_DIRECTIONS FOR THIS TASK_. Gather all lines with the word "JSON" in them.

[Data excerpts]
....
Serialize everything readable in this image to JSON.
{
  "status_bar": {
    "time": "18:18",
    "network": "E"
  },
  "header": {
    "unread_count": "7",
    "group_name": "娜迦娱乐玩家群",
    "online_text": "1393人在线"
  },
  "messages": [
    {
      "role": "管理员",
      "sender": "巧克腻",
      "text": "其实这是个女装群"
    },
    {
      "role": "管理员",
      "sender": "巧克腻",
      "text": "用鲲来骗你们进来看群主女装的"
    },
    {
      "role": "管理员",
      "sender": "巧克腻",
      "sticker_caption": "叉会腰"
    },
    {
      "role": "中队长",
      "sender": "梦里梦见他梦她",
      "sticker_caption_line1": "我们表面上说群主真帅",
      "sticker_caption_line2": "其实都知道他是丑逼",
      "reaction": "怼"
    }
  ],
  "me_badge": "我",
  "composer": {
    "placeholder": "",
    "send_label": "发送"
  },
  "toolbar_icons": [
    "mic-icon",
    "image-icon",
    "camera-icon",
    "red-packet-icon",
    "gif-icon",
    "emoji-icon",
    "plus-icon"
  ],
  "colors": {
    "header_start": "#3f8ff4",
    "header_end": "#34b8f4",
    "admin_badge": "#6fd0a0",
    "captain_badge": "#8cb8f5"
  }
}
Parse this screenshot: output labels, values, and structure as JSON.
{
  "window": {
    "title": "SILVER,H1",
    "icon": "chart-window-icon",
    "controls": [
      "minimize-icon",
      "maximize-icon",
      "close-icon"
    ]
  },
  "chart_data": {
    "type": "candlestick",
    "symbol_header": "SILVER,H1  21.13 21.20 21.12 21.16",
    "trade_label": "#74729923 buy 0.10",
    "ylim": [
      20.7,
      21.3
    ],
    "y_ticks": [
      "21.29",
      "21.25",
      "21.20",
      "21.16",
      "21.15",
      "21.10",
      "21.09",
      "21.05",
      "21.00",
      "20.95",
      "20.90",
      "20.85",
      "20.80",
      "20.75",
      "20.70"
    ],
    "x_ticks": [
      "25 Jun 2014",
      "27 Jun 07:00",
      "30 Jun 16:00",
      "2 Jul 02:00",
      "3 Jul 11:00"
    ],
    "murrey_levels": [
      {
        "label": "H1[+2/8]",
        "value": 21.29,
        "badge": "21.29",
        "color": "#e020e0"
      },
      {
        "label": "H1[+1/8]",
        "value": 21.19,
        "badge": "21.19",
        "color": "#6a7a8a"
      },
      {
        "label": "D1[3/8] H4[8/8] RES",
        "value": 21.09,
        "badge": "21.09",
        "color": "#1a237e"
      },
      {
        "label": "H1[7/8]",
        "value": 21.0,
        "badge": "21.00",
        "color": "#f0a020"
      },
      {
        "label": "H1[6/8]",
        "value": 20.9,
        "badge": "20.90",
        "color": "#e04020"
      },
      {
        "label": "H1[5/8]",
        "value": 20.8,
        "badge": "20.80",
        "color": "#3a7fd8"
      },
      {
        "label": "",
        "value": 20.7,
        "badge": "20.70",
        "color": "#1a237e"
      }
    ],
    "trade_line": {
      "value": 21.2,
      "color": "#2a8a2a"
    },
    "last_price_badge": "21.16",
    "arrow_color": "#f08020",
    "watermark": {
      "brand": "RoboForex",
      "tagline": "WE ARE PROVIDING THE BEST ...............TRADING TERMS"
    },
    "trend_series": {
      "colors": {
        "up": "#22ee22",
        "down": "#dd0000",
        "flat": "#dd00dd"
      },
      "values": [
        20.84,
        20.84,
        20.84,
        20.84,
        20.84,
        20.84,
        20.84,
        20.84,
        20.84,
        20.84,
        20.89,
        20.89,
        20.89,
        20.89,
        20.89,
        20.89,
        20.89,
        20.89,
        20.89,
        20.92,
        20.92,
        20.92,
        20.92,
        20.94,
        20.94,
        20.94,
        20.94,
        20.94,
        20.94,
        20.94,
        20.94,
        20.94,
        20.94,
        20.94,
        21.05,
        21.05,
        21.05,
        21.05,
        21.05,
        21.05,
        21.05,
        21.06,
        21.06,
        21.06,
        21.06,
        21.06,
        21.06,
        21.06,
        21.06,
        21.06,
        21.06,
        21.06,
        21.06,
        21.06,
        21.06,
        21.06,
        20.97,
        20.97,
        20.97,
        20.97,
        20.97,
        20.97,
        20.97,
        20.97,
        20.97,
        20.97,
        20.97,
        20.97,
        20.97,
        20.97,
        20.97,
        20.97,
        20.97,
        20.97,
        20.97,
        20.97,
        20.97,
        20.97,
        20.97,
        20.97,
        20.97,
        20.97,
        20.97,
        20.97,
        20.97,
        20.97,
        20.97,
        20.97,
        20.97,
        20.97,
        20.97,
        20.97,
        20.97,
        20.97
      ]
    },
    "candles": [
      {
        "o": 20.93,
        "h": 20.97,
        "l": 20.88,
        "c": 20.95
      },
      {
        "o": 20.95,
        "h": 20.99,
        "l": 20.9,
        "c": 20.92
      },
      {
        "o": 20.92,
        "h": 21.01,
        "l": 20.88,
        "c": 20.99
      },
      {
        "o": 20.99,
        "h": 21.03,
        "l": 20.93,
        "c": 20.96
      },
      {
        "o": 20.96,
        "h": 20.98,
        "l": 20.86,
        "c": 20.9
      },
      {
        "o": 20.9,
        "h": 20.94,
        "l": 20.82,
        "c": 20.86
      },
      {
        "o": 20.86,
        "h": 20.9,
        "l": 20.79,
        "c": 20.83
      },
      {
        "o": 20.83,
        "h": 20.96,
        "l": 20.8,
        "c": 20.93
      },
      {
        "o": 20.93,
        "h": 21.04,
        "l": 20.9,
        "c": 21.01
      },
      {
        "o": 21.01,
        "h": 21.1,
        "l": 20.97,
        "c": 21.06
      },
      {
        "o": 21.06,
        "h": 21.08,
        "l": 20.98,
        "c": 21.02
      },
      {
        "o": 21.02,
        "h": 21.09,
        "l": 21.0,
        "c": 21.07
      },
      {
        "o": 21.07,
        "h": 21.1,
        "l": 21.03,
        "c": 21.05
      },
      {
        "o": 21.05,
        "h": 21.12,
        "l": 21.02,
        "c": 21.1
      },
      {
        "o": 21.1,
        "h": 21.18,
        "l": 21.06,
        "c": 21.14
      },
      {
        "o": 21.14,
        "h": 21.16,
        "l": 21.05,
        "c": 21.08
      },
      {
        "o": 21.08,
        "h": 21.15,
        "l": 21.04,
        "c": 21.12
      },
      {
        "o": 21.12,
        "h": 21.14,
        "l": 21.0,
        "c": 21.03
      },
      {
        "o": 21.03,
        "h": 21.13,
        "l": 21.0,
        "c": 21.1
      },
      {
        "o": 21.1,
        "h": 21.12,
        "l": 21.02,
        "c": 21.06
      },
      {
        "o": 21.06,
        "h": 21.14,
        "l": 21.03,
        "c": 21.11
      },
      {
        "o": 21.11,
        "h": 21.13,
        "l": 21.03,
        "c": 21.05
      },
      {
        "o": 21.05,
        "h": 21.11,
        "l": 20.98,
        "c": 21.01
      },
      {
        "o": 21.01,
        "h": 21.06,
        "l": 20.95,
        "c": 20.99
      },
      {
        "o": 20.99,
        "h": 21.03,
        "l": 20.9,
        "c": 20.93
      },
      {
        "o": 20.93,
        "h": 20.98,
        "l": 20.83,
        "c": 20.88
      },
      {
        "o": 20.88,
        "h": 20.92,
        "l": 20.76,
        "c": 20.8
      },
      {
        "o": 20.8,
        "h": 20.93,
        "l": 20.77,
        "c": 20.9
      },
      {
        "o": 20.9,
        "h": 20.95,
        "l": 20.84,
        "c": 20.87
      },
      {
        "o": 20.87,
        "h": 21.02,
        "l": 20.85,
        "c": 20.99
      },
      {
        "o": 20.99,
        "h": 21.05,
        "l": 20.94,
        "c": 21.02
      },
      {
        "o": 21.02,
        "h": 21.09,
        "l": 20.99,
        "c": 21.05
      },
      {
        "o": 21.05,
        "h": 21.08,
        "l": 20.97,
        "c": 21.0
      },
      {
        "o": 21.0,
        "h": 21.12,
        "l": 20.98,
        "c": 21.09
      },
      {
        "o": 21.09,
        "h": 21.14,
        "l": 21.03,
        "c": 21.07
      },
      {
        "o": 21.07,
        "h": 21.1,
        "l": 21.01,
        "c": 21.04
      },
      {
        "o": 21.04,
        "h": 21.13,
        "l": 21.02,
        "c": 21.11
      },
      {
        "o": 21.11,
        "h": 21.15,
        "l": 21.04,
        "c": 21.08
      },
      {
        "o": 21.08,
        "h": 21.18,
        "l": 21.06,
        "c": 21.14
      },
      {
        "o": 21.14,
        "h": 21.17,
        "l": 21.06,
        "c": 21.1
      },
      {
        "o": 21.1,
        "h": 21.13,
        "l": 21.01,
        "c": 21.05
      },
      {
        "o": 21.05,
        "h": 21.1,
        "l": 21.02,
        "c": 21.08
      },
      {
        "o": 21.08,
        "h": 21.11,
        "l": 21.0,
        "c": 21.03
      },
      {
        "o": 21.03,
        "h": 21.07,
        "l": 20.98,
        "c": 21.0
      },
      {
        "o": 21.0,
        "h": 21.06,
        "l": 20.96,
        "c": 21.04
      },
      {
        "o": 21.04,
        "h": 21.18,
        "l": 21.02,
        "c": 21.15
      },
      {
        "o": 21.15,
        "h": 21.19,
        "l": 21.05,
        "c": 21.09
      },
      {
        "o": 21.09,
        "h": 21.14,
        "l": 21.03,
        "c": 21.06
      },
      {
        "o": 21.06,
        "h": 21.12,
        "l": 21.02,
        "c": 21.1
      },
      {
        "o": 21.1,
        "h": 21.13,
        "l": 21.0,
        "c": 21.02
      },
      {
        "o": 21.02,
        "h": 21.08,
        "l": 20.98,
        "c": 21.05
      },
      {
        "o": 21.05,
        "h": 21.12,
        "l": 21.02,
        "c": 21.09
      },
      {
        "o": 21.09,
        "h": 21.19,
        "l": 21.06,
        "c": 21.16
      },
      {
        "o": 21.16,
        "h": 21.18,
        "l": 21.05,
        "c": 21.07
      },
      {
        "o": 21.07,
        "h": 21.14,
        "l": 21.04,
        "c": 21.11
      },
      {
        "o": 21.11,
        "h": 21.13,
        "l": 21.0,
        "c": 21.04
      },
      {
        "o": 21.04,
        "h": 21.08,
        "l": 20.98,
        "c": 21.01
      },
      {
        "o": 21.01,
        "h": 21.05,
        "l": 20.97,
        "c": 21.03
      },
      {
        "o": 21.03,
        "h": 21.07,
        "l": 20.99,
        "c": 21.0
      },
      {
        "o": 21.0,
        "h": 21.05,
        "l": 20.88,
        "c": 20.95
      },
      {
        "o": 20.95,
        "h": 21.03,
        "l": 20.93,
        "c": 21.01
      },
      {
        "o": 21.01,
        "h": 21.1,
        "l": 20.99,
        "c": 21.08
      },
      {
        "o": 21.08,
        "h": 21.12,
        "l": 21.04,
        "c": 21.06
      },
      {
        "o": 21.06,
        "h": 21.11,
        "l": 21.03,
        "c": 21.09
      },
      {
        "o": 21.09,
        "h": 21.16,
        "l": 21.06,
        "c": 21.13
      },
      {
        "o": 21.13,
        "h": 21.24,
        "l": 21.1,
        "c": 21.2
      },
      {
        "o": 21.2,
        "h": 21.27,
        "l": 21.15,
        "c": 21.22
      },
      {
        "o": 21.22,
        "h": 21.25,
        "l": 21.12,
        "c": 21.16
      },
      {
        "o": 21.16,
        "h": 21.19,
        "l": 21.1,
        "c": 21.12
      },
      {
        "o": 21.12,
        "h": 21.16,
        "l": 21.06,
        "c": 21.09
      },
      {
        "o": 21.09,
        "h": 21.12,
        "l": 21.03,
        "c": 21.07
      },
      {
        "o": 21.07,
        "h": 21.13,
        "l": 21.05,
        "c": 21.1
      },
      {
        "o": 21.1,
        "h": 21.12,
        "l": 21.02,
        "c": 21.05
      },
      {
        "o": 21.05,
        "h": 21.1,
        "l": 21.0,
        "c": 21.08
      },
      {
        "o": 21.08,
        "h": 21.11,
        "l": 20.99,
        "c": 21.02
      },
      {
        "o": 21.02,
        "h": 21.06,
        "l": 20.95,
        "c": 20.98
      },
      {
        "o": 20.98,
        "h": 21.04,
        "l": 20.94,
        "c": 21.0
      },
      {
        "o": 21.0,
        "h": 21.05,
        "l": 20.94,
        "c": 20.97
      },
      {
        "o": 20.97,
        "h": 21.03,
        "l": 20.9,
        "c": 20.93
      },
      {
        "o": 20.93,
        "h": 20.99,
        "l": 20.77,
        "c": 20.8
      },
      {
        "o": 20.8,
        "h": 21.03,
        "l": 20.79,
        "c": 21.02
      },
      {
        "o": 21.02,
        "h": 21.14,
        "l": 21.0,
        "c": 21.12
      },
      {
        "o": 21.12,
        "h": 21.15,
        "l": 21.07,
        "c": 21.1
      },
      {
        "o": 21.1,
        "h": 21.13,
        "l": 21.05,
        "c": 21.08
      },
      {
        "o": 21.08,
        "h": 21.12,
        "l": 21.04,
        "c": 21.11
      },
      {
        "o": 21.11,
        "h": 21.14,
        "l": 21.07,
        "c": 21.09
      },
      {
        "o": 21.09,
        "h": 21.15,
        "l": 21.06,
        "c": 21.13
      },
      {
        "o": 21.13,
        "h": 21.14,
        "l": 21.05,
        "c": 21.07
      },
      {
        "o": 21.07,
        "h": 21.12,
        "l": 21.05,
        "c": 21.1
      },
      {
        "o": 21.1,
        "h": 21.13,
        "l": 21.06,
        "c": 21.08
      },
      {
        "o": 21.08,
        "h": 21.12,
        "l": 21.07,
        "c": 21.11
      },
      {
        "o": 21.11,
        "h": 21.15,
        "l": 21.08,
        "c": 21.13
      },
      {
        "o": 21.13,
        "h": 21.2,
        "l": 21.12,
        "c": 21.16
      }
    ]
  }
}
....
_WRITTEN SOLUTION_.
Serialize everything readable in this image to JSON.
Parse this screenshot: output labels, values, and structure as JSON.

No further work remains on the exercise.